Given task
Every record must be repeated exactly, with no omission.

Excerpted records
########################################

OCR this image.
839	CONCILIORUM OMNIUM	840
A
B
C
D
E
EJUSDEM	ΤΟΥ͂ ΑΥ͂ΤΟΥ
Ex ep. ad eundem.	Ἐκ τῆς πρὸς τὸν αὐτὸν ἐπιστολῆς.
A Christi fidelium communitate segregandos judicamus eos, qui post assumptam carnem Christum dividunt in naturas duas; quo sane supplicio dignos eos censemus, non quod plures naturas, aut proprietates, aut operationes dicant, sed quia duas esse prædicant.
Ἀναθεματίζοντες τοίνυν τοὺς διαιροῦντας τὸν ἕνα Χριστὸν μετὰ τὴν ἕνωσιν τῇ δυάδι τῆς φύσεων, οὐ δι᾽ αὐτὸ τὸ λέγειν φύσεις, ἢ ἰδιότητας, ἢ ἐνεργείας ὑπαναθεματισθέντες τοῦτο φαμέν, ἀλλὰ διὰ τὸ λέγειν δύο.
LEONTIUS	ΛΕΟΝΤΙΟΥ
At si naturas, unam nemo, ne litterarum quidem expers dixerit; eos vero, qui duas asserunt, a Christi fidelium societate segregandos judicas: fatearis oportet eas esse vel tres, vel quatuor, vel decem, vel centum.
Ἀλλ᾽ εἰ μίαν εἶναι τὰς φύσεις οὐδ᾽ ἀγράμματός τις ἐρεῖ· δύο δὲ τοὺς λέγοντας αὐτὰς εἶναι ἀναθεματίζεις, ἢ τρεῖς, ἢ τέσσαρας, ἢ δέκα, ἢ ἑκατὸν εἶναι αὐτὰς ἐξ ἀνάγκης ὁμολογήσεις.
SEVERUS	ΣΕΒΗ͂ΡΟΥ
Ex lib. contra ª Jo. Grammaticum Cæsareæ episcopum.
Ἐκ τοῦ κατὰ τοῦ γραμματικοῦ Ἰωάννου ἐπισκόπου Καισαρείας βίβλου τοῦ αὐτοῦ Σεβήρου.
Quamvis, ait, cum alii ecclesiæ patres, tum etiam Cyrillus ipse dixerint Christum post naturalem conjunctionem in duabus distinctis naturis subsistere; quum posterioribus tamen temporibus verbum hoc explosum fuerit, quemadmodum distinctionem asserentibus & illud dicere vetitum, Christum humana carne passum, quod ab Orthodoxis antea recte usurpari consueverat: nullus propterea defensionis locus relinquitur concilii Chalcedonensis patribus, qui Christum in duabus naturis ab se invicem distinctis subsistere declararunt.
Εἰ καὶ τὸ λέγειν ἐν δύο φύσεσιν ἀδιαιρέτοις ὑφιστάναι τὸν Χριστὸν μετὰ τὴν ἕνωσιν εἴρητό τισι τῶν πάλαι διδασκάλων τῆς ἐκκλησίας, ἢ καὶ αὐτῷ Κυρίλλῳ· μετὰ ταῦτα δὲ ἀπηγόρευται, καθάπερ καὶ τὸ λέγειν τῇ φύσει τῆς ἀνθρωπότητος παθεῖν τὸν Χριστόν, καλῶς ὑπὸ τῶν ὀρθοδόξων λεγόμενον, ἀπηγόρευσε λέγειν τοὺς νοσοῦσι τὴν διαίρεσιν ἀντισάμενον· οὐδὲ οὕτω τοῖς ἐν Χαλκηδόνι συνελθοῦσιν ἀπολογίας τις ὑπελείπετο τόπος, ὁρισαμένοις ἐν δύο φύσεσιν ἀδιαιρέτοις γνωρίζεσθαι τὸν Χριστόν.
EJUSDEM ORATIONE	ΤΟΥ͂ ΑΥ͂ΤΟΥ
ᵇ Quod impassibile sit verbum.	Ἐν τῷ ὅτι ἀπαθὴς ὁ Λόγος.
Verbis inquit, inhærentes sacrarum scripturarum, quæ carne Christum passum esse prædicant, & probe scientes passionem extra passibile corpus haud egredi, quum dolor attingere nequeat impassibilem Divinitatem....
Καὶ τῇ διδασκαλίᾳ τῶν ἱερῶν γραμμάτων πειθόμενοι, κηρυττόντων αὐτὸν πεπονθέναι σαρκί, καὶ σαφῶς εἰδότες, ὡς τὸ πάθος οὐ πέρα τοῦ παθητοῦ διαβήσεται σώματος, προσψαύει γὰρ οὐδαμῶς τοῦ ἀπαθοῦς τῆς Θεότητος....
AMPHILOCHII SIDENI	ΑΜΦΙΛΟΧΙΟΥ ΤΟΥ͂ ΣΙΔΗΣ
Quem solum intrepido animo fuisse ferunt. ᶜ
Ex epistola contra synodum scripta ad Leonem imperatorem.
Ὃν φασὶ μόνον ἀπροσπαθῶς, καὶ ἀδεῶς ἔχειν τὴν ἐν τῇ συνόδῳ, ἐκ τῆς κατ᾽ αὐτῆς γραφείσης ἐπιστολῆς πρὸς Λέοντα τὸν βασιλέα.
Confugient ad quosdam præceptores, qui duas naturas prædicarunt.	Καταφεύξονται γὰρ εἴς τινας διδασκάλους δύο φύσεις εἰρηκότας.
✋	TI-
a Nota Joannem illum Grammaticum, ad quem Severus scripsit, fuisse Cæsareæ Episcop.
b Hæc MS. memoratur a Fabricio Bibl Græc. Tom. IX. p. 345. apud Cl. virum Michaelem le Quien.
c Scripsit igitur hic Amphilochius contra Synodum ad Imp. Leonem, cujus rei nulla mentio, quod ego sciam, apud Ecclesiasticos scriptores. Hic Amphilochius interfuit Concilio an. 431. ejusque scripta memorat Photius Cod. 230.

########################################

Output for this task
OCR this image.
839	CONCILIORUM OMNIUM	840
A
B
C
D
E
EJUSDEM	ΤΟΥ͂ ΑΥ͂ΤΟΥ
Ex ep. ad eundem.	Ἐκ τῆς πρὸς τὸν αὐτὸν ἐπιστολῆς.
A Christi fidelium communitate segregandos judicamus eos, qui post assumptam carnem Christum dividunt in naturas duas; quo sane supplicio dignos eos censemus, non quod plures naturas, aut proprietates, aut operationes dicant, sed quia duas esse prædicant.
Ἀναθεματίζοντες τοίνυν τοὺς διαιροῦντας τὸν ἕνα Χριστὸν μετὰ τὴν ἕνωσιν τῇ δυάδι τῆς φύσεων, οὐ δι᾽ αὐτὸ τὸ λέγειν φύσεις, ἢ ἰδιότητας, ἢ ἐνεργείας ὑπαναθεματισθέντες τοῦτο φαμέν, ἀλλὰ διὰ τὸ λέγειν δύο.
LEONTIUS	ΛΕΟΝΤΙΟΥ
At si naturas, unam nemo, ne litterarum quidem expers dixerit; eos vero, qui duas asserunt, a Christi fidelium societate segregandos judicas: fatearis oportet eas esse vel tres, vel quatuor, vel decem, vel centum.
Ἀλλ᾽ εἰ μίαν εἶναι τὰς φύσεις οὐδ᾽ ἀγράμματός τις ἐρεῖ· δύο δὲ τοὺς λέγοντας αὐτὰς εἶναι ἀναθεματίζεις, ἢ τρεῖς, ἢ τέσσαρας, ἢ δέκα, ἢ ἑκατὸν εἶναι αὐτὰς ἐξ ἀνάγκης ὁμολογήσεις.
SEVERUS	ΣΕΒΗ͂ΡΟΥ
Ex lib. contra ª Jo. Grammaticum Cæsareæ episcopum.
Ἐκ τοῦ κατὰ τοῦ γραμματικοῦ Ἰωάννου ἐπισκόπου Καισαρείας βίβλου τοῦ αὐτοῦ Σεβήρου.
Quamvis, ait, cum alii ecclesiæ patres, tum etiam Cyrillus ipse dixerint Christum post naturalem conjunctionem in duabus distinctis naturis subsistere; quum posterioribus tamen temporibus verbum hoc explosum fuerit, quemadmodum distinctionem asserentibus & illud dicere vetitum, Christum humana carne passum, quod ab Orthodoxis antea recte usurpari consueverat: nullus propterea defensionis locus relinquitur concilii Chalcedonensis patribus, qui Christum in duabus naturis ab se invicem distinctis subsistere declararunt.
Εἰ καὶ τὸ λέγειν ἐν δύο φύσεσιν ἀδιαιρέτοις ὑφιστάναι τὸν Χριστὸν μετὰ τὴν ἕνωσιν εἴρητό τισι τῶν πάλαι διδασκάλων τῆς ἐκκλησίας, ἢ καὶ αὐτῷ Κυρίλλῳ· μετὰ ταῦτα δὲ ἀπηγόρευται, καθάπερ καὶ τὸ λέγειν τῇ φύσει τῆς ἀνθρωπότητος παθεῖν τὸν Χριστόν, καλῶς ὑπὸ τῶν ὀρθοδόξων λεγόμενον, ἀπηγόρευσε λέγειν τοὺς νοσοῦσι τὴν διαίρεσιν ἀντισάμενον· οὐδὲ οὕτω τοῖς ἐν Χαλκηδόνι συνελθοῦσιν ἀπολογίας τις ὑπελείπετο τόπος, ὁρισαμένοις ἐν δύο φύσεσιν ἀδιαιρέτοις γνωρίζεσθαι τὸν Χριστόν.
EJUSDEM ORATIONE	ΤΟΥ͂ ΑΥ͂ΤΟΥ
ᵇ Quod impassibile sit verbum.	Ἐν τῷ ὅτι ἀπαθὴς ὁ Λόγος.
Verbis inquit, inhærentes sacrarum scripturarum, quæ carne Christum passum esse prædicant, & probe scientes passionem extra passibile corpus haud egredi, quum dolor attingere nequeat impassibilem Divinitatem....
Καὶ τῇ διδασκαλίᾳ τῶν ἱερῶν γραμμάτων πειθόμενοι, κηρυττόντων αὐτὸν πεπονθέναι σαρκί, καὶ σαφῶς εἰδότες, ὡς τὸ πάθος οὐ πέρα τοῦ παθητοῦ διαβήσεται σώματος, προσψαύει γὰρ οὐδαμῶς τοῦ ἀπαθοῦς τῆς Θεότητος....
AMPHILOCHII SIDENI	ΑΜΦΙΛΟΧΙΟΥ ΤΟΥ͂ ΣΙΔΗΣ
Quem solum intrepido animo fuisse ferunt. ᶜ
Ex epistola contra synodum scripta ad Leonem imperatorem.
Ὃν φασὶ μόνον ἀπροσπαθῶς, καὶ ἀδεῶς ἔχειν τὴν ἐν τῇ συνόδῳ, ἐκ τῆς κατ᾽ αὐτῆς γραφείσης ἐπιστολῆς πρὸς Λέοντα τὸν βασιλέα.
Confugient ad quosdam præceptores, qui duas naturas prædicarunt.	Καταφεύξονται γὰρ εἴς τινας διδασκάλους δύο φύσεις εἰρηκότας.
✋	TI-
a Nota Joannem illum Grammaticum, ad quem Severus scripsit, fuisse Cæsareæ Episcop.
b Hæc MS. memoratur a Fabricio Bibl Græc. Tom. IX. p. 345. apud Cl. virum Michaelem le Quien.
c Scripsit igitur hic Amphilochius contra Synodum ad Imp. Leonem, cujus rei nulla mentio, quod ego sciam, apud Ecclesiasticos scriptores. Hic Amphilochius interfuit Concilio an. 431. ejusque scripta memorat Photius Cod. 230.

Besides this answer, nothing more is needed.